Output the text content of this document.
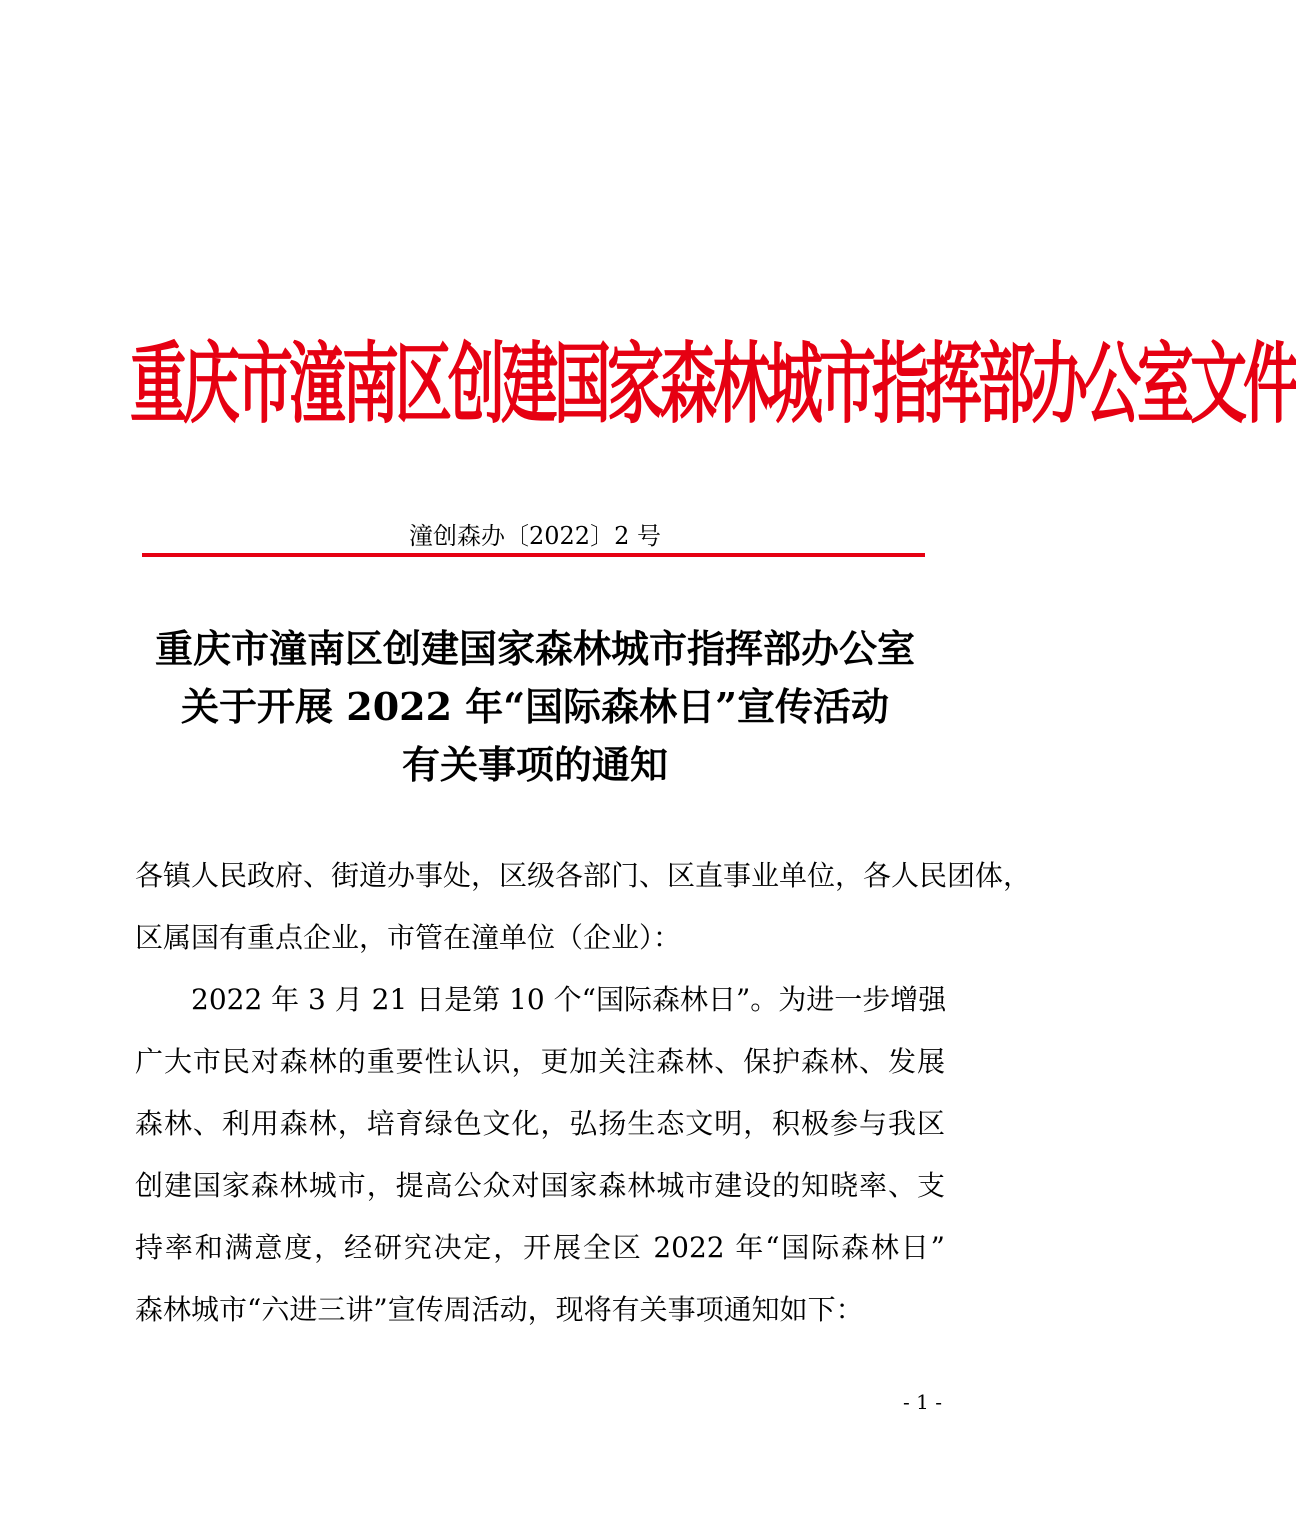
重庆市潼南区创建国家森林城市指挥部办公室文件
潼创森办〔2022〕2 号
重庆市潼南区创建国家森林城市指挥部办公室
关于开展 2022 年“国际森林日”宣传活动
有关事项的通知
各镇人民政府、街道办事处，区级各部门、区直事业单位，各人民团体，
区属国有重点企业，市管在潼单位（企业）：
2022 年 3 月 21 日是第 10 个“国际森林日”。为进一步增强
广大市民对森林的重要性认识，更加关注森林、保护森林、发展
森林、利用森林，培育绿色文化，弘扬生态文明，积极参与我区
创建国家森林城市，提高公众对国家森林城市建设的知晓率、支
持率和满意度，经研究决定，开展全区 2022 年“国际森林日”
森林城市“六进三讲”宣传周活动，现将有关事项通知如下：
- 1 -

* * * * * * * * *

#### [DO THIS]
Will you set down the records word for word while leaving out every picture?

#### [FINISHED ANSWER]
Output the text content of this document.
重庆市潼南区创建国家森林城市指挥部办公室文件
潼创森办〔2022〕2 号
重庆市潼南区创建国家森林城市指挥部办公室
关于开展 2022 年“国际森林日”宣传活动
有关事项的通知
各镇人民政府、街道办事处，区级各部门、区直事业单位，各人民团体，
区属国有重点企业，市管在潼单位（企业）：
2022 年 3 月 21 日是第 10 个“国际森林日”。为进一步增强
广大市民对森林的重要性认识，更加关注森林、保护森林、发展
森林、利用森林，培育绿色文化，弘扬生态文明，积极参与我区
创建国家森林城市，提高公众对国家森林城市建设的知晓率、支
持率和满意度，经研究决定，开展全区 2022 年“国际森林日”
森林城市“六进三讲”宣传周活动，现将有关事项通知如下：
- 1 -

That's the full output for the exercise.